## Given entries
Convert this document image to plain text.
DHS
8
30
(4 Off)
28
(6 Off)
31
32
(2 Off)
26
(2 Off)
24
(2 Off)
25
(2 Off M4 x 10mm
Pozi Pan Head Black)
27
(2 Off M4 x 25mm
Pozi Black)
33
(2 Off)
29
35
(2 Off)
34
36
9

## The exercise
The entries above should be repeated exactly, every one of them.

## Written reply
Convert this document image to plain text.
DHS
8
30
(4 Off)
28
(6 Off)
31
32
(2 Off)
26
(2 Off)
24
(2 Off)
25
(2 Off M4 x 10mm
Pozi Pan Head Black)
27
(2 Off M4 x 25mm
Pozi Black)
33
(2 Off)
29
35
(2 Off)
34
36
9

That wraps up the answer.